*TEXT SEGMENT:*
I try very hard to do whatever I am doing with ethics and passion. Sometimes, though, that has to be balanced with realism. Watching out for burnout is also important.

My cousin challenged me to push the system this week and I told her, “Girlfriend, are you kidding me? I do almost every week of my life!” She is younger than me and in graduate school. She is fired up to fix this broken world and all of its broken systems and I will be her loudest cheerleader! There is no way I am going to damper her enthusiasm by suggesting she get a helmet so she doesn’t get concussions from beating her head on the wall.

Besides, what if she is one that can actually make it happen?

I had a client tell me in her frustration with the mental health system that had failed her, that we (mental health professionals) all needed to march to Albany and demand change from the higher-ups. (She is much younger than me!) I told her that I am just the type of person to do that. And I would if I thought it would help but I truly don’t think it would. The brokenness starts at the top and then trickles down.

*EXCERPTED RECORDS:*
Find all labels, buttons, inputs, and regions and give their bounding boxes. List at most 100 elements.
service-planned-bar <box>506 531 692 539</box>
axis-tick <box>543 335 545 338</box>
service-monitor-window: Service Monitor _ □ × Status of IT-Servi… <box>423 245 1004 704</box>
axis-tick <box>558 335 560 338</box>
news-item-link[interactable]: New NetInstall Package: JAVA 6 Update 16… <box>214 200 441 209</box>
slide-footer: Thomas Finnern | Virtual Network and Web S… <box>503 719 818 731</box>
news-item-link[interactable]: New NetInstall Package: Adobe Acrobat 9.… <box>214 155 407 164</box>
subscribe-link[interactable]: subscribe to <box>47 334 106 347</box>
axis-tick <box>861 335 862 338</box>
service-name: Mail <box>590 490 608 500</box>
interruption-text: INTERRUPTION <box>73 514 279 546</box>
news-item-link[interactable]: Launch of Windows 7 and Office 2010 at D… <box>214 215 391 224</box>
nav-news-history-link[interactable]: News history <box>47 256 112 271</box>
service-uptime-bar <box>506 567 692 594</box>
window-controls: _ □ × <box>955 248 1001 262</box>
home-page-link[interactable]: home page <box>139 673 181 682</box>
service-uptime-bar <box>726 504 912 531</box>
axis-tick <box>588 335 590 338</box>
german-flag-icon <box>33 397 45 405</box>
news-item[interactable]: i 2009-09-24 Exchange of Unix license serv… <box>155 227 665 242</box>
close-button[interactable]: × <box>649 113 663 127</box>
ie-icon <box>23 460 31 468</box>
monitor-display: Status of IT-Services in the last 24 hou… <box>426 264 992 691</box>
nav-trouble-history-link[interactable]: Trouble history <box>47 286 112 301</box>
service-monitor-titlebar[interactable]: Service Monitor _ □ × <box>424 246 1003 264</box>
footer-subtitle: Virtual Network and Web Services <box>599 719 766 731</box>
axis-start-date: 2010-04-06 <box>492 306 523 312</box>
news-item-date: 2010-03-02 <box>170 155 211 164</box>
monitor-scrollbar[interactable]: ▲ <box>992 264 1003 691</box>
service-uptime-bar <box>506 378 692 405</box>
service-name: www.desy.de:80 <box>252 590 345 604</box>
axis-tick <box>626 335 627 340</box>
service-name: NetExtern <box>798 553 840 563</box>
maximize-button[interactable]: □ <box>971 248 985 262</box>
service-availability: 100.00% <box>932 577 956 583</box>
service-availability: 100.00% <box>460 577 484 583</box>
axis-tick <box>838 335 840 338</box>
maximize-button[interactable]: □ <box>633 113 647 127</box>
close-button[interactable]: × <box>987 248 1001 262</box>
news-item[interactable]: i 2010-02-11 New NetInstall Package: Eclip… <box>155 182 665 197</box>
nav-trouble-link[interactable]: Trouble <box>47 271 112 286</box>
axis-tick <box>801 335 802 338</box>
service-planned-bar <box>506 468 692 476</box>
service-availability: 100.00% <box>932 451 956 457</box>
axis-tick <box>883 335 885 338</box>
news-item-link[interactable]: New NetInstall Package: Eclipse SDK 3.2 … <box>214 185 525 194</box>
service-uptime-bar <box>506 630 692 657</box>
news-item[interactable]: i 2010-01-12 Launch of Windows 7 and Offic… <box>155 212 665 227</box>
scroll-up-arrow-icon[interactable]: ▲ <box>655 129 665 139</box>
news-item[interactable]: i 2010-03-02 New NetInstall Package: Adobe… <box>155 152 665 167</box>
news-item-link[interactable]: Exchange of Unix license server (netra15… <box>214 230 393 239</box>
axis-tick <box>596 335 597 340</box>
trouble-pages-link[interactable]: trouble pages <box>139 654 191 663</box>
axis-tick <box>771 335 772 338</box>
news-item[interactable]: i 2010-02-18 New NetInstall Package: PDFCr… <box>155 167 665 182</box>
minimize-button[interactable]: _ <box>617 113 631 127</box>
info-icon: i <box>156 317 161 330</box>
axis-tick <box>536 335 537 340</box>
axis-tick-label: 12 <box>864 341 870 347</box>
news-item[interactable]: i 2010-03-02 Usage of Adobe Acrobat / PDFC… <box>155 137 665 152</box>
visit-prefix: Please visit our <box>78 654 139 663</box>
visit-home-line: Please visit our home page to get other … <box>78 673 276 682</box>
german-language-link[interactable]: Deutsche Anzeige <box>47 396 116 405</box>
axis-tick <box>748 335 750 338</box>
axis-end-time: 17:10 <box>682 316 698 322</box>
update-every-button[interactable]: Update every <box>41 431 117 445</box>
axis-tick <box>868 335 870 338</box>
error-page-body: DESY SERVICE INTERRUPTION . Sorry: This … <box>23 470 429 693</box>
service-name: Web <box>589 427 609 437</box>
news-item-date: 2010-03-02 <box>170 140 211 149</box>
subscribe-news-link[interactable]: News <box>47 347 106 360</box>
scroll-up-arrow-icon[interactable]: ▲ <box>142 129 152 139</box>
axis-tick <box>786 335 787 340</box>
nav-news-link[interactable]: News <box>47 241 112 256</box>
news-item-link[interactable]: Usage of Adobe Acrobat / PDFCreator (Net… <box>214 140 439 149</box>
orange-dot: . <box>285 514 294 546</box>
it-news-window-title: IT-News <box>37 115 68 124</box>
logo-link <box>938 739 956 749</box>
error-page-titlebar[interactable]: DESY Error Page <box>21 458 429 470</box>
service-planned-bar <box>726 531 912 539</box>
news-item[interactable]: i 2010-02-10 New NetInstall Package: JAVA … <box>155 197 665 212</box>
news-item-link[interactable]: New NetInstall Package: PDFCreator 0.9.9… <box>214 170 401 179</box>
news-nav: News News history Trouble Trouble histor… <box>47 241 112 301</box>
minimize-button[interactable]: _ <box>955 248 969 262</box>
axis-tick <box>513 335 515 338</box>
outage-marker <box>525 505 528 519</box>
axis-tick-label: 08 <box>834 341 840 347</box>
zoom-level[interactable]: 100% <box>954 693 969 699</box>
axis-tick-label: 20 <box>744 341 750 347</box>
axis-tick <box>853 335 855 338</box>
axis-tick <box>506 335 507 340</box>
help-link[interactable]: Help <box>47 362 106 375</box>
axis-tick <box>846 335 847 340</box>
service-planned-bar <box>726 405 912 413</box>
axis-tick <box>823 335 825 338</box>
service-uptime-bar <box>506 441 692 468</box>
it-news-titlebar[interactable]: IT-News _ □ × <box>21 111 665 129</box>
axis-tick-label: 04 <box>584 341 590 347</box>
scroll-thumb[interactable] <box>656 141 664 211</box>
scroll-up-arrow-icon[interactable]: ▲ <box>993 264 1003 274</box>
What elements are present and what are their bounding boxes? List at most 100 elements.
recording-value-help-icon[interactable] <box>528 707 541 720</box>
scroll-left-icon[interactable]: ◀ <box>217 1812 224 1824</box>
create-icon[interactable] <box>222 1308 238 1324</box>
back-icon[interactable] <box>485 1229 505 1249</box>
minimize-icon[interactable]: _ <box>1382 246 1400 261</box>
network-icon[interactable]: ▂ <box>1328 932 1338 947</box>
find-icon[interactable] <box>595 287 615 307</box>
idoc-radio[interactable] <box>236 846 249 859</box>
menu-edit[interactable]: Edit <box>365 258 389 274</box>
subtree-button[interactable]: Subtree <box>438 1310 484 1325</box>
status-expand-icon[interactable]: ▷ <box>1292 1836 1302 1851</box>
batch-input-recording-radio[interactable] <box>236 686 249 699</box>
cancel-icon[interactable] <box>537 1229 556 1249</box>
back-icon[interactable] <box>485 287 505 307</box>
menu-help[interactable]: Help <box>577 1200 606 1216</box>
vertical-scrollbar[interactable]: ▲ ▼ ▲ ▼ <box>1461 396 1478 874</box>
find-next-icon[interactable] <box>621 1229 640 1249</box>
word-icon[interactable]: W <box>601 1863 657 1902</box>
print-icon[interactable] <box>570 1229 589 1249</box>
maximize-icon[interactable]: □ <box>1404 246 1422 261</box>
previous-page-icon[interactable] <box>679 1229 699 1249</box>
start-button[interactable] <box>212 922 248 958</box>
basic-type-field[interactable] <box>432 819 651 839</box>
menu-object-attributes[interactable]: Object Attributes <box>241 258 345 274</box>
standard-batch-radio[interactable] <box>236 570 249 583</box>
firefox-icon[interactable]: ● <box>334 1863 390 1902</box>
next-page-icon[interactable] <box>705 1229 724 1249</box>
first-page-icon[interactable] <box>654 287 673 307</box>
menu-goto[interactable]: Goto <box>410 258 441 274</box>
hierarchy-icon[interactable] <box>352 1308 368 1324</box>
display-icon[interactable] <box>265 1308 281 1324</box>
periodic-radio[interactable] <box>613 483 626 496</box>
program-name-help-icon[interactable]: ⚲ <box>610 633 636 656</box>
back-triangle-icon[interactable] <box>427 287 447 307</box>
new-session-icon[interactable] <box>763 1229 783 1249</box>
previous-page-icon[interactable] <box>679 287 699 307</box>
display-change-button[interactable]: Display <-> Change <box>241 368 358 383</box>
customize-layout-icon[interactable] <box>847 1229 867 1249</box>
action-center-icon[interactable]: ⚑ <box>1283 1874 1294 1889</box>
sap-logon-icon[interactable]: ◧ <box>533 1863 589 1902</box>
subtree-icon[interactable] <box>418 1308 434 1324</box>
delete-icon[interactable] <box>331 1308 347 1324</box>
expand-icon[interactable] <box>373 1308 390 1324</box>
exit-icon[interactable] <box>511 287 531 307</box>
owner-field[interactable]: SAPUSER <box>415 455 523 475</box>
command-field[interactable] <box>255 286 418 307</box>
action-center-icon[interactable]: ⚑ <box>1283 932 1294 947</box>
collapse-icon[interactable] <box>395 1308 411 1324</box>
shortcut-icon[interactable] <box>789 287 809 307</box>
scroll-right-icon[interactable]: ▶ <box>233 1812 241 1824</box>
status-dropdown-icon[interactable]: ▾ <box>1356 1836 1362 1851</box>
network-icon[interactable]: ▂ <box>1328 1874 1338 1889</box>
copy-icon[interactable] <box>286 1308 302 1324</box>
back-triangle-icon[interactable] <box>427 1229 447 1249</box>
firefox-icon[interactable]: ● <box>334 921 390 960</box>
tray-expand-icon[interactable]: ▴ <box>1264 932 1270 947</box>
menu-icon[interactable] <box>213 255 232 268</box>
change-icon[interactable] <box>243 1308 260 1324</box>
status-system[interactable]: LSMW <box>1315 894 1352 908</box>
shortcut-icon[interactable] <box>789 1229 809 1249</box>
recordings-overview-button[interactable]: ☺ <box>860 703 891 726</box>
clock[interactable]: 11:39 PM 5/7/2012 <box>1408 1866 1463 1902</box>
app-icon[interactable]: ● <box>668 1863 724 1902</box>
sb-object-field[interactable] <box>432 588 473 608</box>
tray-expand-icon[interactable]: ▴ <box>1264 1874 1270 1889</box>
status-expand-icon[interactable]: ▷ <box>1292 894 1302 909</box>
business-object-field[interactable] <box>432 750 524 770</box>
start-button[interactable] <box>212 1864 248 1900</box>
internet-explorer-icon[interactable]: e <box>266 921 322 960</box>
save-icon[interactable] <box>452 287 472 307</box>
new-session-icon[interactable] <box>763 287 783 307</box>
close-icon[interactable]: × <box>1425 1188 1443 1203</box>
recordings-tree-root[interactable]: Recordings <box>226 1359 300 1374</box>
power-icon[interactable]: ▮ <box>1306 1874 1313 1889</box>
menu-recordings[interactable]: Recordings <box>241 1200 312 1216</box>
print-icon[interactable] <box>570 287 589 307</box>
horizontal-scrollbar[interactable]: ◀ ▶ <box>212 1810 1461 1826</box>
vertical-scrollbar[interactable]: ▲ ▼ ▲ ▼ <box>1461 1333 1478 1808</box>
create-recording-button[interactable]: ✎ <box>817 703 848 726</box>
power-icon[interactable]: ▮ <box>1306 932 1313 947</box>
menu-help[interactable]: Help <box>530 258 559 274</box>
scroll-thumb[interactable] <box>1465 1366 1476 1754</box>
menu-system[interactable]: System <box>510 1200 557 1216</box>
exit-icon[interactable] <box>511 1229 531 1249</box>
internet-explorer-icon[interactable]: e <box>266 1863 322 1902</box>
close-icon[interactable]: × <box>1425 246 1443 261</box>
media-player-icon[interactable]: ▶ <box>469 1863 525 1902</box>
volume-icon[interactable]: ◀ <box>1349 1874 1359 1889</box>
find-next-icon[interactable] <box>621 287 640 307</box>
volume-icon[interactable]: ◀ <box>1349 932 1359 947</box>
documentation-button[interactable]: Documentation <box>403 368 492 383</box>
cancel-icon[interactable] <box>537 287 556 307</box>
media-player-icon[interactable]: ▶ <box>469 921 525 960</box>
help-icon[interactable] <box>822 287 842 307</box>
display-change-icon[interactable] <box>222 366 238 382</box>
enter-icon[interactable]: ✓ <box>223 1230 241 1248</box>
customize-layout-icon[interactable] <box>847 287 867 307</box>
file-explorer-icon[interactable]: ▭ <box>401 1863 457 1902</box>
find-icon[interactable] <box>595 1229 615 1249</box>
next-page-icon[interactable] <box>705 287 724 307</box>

*THE PROBLEM:* In the text on balancing passion with realism, where did the client say mental health professionals should march to demand change?

*EXERCISE ANSWER:* Albany